__THE PROBLEM__:
Answer these questions using the article below on colds and seasonal allergies in children:
(a) On what date does spring officially begin?
(b) Besides pollen and molds, what triggers of perennial allergies does the article name?
(c) Which symptoms pretty much rule out allergies?

__SOURCE EXTRACT__:
Dr. Labo Desalu
Dr. Labo Desalu is a pediatrician at Choice Pediatrics in Shreveport.
As we look forward to warmer temperatures when spring officially begins on March 20, it is also time to stock up on Kleenex tissue for our children. The time has come again when parents start dreading the runny and stuffy noses. There are two common causes of the runny nose at this time. It could be from a common cold or seasonal allergies. If you feel that your child is usually congested during this time every year, it may be from seasonal allergies.
These two conditions share some common symptoms, but are different conditions and require different treatments. The common cold is caused by viruses, so it is contagious and there may be a history of being in contact with another child with a cold. It can occur at any time of the year. Seasonal allergies tend to peak during spring and fall seasons in colder climate areas, or occur year round and peak in the warm humid months in the warmer climate areas such as Louisiana’s. Seasonal allergies are a response from the immune system that is triggered by exposure to allergens such as pollen and molds (indoor and outdoor). Some children tend to keep a wet nose all year and they are said to have perennial allergies (year round) and the triggers for them can also include animal dander and dust mites.
Due to the fact that the common cold and allergies share similar symptoms -- such as a cough, sneezing, runny/stuffy nose -- it is difficult to know what exactly the child has. The presence of fever and body aches/pains pretty much rules out allergies. A history of these symptoms occurring every year, a family history of allergies, mostly clear nasal drainage, increased nasal and eye itching, and clusters of early morning sneezing tend to point to allergies. The common cold tends to have a more acute onset of symptoms, a history of being in contact with someone with a cold, and there may be fever or generalized body aches.

(Extracted data entries)

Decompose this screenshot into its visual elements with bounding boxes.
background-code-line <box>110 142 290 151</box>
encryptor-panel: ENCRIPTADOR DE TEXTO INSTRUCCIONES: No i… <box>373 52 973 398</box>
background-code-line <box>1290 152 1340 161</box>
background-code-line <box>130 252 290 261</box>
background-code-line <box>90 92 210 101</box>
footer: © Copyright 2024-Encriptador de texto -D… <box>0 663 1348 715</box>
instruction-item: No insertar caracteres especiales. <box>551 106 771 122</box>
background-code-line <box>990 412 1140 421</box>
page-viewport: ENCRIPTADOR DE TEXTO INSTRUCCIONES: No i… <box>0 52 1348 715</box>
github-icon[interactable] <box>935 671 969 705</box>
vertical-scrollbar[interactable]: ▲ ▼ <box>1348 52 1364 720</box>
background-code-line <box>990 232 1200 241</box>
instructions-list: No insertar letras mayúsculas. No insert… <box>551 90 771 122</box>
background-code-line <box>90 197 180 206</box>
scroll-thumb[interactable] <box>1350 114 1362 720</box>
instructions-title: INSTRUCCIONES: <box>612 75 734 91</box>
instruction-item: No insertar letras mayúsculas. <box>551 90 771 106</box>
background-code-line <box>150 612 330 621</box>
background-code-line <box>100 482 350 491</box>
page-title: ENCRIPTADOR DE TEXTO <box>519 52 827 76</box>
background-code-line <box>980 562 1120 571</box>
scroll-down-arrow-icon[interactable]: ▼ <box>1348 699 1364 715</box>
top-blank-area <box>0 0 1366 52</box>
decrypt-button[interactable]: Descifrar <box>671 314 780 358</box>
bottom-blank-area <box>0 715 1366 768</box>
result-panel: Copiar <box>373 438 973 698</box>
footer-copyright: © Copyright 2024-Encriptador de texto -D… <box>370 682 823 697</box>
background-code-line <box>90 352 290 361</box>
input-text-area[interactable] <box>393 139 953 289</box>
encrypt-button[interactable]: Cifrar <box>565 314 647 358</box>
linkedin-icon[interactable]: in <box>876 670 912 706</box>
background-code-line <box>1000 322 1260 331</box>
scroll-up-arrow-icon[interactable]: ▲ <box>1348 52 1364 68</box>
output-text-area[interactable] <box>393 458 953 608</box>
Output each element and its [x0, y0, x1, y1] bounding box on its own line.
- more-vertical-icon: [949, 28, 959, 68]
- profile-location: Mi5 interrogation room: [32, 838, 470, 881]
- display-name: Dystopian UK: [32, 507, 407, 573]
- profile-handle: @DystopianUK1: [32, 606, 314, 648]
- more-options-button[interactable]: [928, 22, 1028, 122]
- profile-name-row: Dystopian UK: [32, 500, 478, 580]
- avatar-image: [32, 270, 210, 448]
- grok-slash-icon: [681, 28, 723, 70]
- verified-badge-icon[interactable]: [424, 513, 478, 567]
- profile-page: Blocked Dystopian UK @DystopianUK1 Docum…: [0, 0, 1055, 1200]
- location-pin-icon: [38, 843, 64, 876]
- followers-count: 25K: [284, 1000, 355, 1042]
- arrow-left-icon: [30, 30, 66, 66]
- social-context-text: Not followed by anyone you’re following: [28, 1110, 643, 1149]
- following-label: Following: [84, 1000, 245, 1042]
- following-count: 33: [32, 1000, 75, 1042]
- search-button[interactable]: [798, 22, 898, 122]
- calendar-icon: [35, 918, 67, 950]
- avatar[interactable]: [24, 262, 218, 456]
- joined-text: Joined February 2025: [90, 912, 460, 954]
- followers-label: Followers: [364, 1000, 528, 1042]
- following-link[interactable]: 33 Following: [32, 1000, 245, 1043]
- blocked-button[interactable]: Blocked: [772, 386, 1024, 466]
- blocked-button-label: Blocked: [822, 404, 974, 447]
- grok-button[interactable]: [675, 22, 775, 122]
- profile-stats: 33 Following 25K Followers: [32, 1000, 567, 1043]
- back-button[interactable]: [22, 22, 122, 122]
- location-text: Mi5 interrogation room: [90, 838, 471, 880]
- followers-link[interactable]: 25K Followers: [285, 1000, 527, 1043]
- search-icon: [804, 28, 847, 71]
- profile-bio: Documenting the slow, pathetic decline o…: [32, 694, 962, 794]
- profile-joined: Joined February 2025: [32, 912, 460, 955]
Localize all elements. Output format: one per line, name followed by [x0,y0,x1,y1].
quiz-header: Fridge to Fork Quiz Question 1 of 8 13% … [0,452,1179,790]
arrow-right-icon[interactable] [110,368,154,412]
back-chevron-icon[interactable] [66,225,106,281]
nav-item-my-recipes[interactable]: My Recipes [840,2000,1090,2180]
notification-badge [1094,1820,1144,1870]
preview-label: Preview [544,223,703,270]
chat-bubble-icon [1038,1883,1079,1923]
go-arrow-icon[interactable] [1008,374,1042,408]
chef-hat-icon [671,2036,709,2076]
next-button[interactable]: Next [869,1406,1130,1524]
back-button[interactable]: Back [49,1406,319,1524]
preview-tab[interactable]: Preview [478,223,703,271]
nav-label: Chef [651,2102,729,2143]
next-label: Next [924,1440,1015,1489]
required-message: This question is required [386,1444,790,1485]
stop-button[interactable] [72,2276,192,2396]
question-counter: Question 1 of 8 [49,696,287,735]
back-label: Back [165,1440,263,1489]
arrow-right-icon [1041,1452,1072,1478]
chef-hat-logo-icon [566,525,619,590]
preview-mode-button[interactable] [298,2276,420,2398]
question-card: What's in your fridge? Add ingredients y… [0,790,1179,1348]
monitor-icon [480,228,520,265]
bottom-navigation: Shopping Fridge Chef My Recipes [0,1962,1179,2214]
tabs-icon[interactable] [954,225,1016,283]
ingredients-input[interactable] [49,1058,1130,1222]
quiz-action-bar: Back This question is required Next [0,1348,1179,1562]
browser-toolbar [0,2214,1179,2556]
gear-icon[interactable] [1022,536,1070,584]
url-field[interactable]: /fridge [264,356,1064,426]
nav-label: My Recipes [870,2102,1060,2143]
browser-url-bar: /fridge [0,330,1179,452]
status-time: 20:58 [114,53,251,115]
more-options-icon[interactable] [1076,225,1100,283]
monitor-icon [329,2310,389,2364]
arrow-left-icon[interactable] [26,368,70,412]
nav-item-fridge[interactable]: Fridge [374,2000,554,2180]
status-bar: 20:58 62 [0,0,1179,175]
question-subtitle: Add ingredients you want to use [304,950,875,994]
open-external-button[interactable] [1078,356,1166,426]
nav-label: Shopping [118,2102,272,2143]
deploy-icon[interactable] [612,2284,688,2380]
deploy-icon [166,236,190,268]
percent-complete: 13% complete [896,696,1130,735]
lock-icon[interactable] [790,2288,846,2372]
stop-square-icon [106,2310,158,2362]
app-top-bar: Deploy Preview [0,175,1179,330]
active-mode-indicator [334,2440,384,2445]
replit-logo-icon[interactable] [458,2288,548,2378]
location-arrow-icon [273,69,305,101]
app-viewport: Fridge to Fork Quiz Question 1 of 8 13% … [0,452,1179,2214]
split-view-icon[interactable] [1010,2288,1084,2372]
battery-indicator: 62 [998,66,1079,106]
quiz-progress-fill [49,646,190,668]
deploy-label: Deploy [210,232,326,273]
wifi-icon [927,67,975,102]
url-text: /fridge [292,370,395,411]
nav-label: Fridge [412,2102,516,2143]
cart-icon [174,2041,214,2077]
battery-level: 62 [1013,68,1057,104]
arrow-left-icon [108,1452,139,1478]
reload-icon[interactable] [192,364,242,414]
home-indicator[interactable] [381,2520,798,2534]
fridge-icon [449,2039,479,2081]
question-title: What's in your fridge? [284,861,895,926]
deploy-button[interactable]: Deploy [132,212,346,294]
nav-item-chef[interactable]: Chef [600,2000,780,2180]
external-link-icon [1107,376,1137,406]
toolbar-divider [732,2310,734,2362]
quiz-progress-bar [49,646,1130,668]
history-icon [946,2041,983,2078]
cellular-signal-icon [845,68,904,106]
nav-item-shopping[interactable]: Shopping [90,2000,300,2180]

__OUTPUT OF THE TASK__:
(a) March 20
(b) Animal dander and dust mites
(c) Fever and body aches/pains